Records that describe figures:

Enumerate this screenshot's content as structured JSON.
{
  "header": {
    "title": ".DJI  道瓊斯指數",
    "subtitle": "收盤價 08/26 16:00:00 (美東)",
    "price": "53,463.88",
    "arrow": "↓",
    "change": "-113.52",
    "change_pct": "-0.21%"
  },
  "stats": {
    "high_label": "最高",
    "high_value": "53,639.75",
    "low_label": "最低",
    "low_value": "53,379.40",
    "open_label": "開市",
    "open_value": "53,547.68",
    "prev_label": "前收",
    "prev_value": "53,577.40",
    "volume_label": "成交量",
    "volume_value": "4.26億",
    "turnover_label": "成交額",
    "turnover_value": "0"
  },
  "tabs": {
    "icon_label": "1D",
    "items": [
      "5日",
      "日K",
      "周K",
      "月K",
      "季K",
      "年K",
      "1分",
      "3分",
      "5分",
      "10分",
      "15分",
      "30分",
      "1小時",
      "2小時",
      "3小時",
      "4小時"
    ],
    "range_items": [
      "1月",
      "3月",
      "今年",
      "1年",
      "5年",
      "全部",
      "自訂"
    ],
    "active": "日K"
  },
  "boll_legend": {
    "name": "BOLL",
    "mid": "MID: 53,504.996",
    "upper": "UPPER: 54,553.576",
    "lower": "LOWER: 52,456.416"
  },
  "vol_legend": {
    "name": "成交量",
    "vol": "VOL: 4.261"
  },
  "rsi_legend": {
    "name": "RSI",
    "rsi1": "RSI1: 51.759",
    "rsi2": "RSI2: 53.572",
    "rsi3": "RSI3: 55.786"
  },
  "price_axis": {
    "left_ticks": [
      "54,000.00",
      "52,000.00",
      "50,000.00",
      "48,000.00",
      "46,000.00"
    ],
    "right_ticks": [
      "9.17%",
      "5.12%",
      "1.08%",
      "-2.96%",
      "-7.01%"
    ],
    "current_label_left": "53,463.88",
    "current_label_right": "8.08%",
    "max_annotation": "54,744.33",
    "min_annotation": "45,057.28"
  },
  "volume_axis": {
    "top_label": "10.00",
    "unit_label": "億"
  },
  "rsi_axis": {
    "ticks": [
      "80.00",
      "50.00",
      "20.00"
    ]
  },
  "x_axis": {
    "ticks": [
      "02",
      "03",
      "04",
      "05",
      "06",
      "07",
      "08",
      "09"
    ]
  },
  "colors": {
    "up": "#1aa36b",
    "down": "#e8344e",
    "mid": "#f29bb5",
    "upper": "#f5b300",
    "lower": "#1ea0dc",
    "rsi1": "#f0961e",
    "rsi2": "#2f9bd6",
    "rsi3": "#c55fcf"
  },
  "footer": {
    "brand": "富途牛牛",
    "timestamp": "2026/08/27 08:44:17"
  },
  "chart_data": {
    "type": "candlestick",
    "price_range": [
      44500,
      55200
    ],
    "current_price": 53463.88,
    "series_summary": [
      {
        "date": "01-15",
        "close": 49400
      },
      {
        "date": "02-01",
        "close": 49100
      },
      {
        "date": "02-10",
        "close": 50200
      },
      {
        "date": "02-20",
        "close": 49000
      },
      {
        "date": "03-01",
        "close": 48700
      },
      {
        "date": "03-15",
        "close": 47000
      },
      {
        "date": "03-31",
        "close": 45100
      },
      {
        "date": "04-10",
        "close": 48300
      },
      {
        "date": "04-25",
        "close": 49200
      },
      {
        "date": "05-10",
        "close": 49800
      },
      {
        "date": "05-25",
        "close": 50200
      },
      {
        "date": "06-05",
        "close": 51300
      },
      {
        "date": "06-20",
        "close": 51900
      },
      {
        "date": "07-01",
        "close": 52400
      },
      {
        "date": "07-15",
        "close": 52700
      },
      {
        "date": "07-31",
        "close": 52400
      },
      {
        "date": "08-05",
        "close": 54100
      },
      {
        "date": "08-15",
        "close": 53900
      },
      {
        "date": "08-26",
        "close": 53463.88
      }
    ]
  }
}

- **Task to complete**
Go through the records and print each one exactly.

- **Output of the exercise**
Enumerate this screenshot's content as structured JSON.
{
  "header": {
    "title": ".DJI  道瓊斯指數",
    "subtitle": "收盤價 08/26 16:00:00 (美東)",
    "price": "53,463.88",
    "arrow": "↓",
    "change": "-113.52",
    "change_pct": "-0.21%"
  },
  "stats": {
    "high_label": "最高",
    "high_value": "53,639.75",
    "low_label": "最低",
    "low_value": "53,379.40",
    "open_label": "開市",
    "open_value": "53,547.68",
    "prev_label": "前收",
    "prev_value": "53,577.40",
    "volume_label": "成交量",
    "volume_value": "4.26億",
    "turnover_label": "成交額",
    "turnover_value": "0"
  },
  "tabs": {
    "icon_label": "1D",
    "items": [
      "5日",
      "日K",
      "周K",
      "月K",
      "季K",
      "年K",
      "1分",
      "3分",
      "5分",
      "10分",
      "15分",
      "30分",
      "1小時",
      "2小時",
      "3小時",
      "4小時"
    ],
    "range_items": [
      "1月",
      "3月",
      "今年",
      "1年",
      "5年",
      "全部",
      "自訂"
    ],
    "active": "日K"
  },
  "boll_legend": {
    "name": "BOLL",
    "mid": "MID: 53,504.996",
    "upper": "UPPER: 54,553.576",
    "lower": "LOWER: 52,456.416"
  },
  "vol_legend": {
    "name": "成交量",
    "vol": "VOL: 4.261"
  },
  "rsi_legend": {
    "name": "RSI",
    "rsi1": "RSI1: 51.759",
    "rsi2": "RSI2: 53.572",
    "rsi3": "RSI3: 55.786"
  },
  "price_axis": {
    "left_ticks": [
      "54,000.00",
      "52,000.00",
      "50,000.00",
      "48,000.00",
      "46,000.00"
    ],
    "right_ticks": [
      "9.17%",
      "5.12%",
      "1.08%",
      "-2.96%",
      "-7.01%"
    ],
    "current_label_left": "53,463.88",
    "current_label_right": "8.08%",
    "max_annotation": "54,744.33",
    "min_annotation": "45,057.28"
  },
  "volume_axis": {
    "top_label": "10.00",
    "unit_label": "億"
  },
  "rsi_axis": {
    "ticks": [
      "80.00",
      "50.00",
      "20.00"
    ]
  },
  "x_axis": {
    "ticks": [
      "02",
      "03",
      "04",
      "05",
      "06",
      "07",
      "08",
      "09"
    ]
  },
  "colors": {
    "up": "#1aa36b",
    "down": "#e8344e",
    "mid": "#f29bb5",
    "upper": "#f5b300",
    "lower": "#1ea0dc",
    "rsi1": "#f0961e",
    "rsi2": "#2f9bd6",
    "rsi3": "#c55fcf"
  },
  "footer": {
    "brand": "富途牛牛",
    "timestamp": "2026/08/27 08:44:17"
  },
  "chart_data": {
    "type": "candlestick",
    "price_range": [
      44500,
      55200
    ],
    "current_price": 53463.88,
    "series_summary": [
      {
        "date": "01-15",
        "close": 49400
      },
      {
        "date": "02-01",
        "close": 49100
      },
      {
        "date": "02-10",
        "close": 50200
      },
      {
        "date": "02-20",
        "close": 49000
      },
      {
        "date": "03-01",
        "close": 48700
      },
      {
        "date": "03-15",
        "close": 47000
      },
      {
        "date": "03-31",
        "close": 45100
      },
      {
        "date": "04-10",
        "close": 48300
      },
      {
        "date": "04-25",
        "close": 49200
      },
      {
        "date": "05-10",
        "close": 49800
      },
      {
        "date": "05-25",
        "close": 50200
      },
      {
        "date": "06-05",
        "close": 51300
      },
      {
        "date": "06-20",
        "close": 51900
      },
      {
        "date": "07-01",
        "close": 52400
      },
      {
        "date": "07-15",
        "close": 52700
      },
      {
        "date": "07-31",
        "close": 52400
      },
      {
        "date": "08-05",
        "close": 54100
      },
      {
        "date": "08-15",
        "close": 53900
      },
      {
        "date": "08-26",
        "close": 53463.88
      }
    ]
  }
}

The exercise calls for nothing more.